▸ **Problem description**: The records below must be retyped exactly.
==================================================
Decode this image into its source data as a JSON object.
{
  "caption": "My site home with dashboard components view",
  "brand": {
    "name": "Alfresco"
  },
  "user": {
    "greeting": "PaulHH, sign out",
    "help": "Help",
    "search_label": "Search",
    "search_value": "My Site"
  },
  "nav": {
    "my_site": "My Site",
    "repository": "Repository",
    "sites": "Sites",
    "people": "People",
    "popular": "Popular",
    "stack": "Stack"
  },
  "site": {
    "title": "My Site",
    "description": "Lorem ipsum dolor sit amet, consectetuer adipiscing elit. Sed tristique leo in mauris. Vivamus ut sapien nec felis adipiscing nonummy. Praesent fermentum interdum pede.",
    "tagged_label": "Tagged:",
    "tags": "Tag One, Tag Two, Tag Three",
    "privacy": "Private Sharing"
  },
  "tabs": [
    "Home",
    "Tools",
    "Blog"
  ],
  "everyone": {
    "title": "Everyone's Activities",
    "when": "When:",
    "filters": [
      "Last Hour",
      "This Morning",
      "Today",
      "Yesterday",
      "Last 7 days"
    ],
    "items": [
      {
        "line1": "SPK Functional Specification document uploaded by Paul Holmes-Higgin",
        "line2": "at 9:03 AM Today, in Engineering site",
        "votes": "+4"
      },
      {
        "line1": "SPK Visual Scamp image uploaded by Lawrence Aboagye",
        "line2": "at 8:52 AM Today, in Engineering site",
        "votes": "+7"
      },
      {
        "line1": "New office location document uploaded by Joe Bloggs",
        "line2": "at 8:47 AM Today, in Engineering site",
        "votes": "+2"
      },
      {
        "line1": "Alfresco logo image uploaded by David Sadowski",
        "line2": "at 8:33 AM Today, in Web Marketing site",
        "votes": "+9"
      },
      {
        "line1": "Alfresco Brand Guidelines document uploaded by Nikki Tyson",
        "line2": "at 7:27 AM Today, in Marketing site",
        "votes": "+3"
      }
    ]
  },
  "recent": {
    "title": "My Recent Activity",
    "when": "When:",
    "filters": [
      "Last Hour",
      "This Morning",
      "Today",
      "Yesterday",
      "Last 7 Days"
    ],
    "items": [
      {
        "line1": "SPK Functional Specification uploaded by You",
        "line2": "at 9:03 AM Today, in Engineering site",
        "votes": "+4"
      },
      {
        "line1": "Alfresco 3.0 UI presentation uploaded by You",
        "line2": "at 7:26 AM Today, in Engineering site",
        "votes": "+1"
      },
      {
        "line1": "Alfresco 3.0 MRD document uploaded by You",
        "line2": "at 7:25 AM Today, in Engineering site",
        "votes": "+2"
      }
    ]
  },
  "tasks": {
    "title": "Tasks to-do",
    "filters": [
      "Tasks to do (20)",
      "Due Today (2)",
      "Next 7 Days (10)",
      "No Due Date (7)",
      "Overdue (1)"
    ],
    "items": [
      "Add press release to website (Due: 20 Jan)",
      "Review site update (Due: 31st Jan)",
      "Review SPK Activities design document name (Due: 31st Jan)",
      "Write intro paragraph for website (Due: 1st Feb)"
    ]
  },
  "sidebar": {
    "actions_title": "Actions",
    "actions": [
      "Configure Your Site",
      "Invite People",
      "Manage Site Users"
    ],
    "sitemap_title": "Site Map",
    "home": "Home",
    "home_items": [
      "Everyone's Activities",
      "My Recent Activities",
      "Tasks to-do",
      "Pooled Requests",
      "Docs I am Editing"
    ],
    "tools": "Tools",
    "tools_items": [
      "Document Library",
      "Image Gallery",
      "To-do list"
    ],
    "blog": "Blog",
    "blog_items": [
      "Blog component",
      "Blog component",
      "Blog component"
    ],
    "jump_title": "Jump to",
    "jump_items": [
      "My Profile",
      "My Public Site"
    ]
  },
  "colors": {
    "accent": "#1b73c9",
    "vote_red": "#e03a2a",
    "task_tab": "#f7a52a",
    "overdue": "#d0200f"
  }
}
==================================================
▸ **Written response**:
Decode this image into its source data as a JSON object.
{
  "caption": "My site home with dashboard components view",
  "brand": {
    "name": "Alfresco"
  },
  "user": {
    "greeting": "PaulHH, sign out",
    "help": "Help",
    "search_label": "Search",
    "search_value": "My Site"
  },
  "nav": {
    "my_site": "My Site",
    "repository": "Repository",
    "sites": "Sites",
    "people": "People",
    "popular": "Popular",
    "stack": "Stack"
  },
  "site": {
    "title": "My Site",
    "description": "Lorem ipsum dolor sit amet, consectetuer adipiscing elit. Sed tristique leo in mauris. Vivamus ut sapien nec felis adipiscing nonummy. Praesent fermentum interdum pede.",
    "tagged_label": "Tagged:",
    "tags": "Tag One, Tag Two, Tag Three",
    "privacy": "Private Sharing"
  },
  "tabs": [
    "Home",
    "Tools",
    "Blog"
  ],
  "everyone": {
    "title": "Everyone's Activities",
    "when": "When:",
    "filters": [
      "Last Hour",
      "This Morning",
      "Today",
      "Yesterday",
      "Last 7 days"
    ],
    "items": [
      {
        "line1": "SPK Functional Specification document uploaded by Paul Holmes-Higgin",
        "line2": "at 9:03 AM Today, in Engineering site",
        "votes": "+4"
      },
      {
        "line1": "SPK Visual Scamp image uploaded by Lawrence Aboagye",
        "line2": "at 8:52 AM Today, in Engineering site",
        "votes": "+7"
      },
      {
        "line1": "New office location document uploaded by Joe Bloggs",
        "line2": "at 8:47 AM Today, in Engineering site",
        "votes": "+2"
      },
      {
        "line1": "Alfresco logo image uploaded by David Sadowski",
        "line2": "at 8:33 AM Today, in Web Marketing site",
        "votes": "+9"
      },
      {
        "line1": "Alfresco Brand Guidelines document uploaded by Nikki Tyson",
        "line2": "at 7:27 AM Today, in Marketing site",
        "votes": "+3"
      }
    ]
  },
  "recent": {
    "title": "My Recent Activity",
    "when": "When:",
    "filters": [
      "Last Hour",
      "This Morning",
      "Today",
      "Yesterday",
      "Last 7 Days"
    ],
    "items": [
      {
        "line1": "SPK Functional Specification uploaded by You",
        "line2": "at 9:03 AM Today, in Engineering site",
        "votes": "+4"
      },
      {
        "line1": "Alfresco 3.0 UI presentation uploaded by You",
        "line2": "at 7:26 AM Today, in Engineering site",
        "votes": "+1"
      },
      {
        "line1": "Alfresco 3.0 MRD document uploaded by You",
        "line2": "at 7:25 AM Today, in Engineering site",
        "votes": "+2"
      }
    ]
  },
  "tasks": {
    "title": "Tasks to-do",
    "filters": [
      "Tasks to do (20)",
      "Due Today (2)",
      "Next 7 Days (10)",
      "No Due Date (7)",
      "Overdue (1)"
    ],
    "items": [
      "Add press release to website (Due: 20 Jan)",
      "Review site update (Due: 31st Jan)",
      "Review SPK Activities design document name (Due: 31st Jan)",
      "Write intro paragraph for website (Due: 1st Feb)"
    ]
  },
  "sidebar": {
    "actions_title": "Actions",
    "actions": [
      "Configure Your Site",
      "Invite People",
      "Manage Site Users"
    ],
    "sitemap_title": "Site Map",
    "home": "Home",
    "home_items": [
      "Everyone's Activities",
      "My Recent Activities",
      "Tasks to-do",
      "Pooled Requests",
      "Docs I am Editing"
    ],
    "tools": "Tools",
    "tools_items": [
      "Document Library",
      "Image Gallery",
      "To-do list"
    ],
    "blog": "Blog",
    "blog_items": [
      "Blog component",
      "Blog component",
      "Blog component"
    ],
    "jump_title": "Jump to",
    "jump_items": [
      "My Profile",
      "My Public Site"
    ]
  },
  "colors": {
    "accent": "#1b73c9",
    "vote_red": "#e03a2a",
    "task_tab": "#f7a52a",
    "overdue": "#d0200f"
  }
}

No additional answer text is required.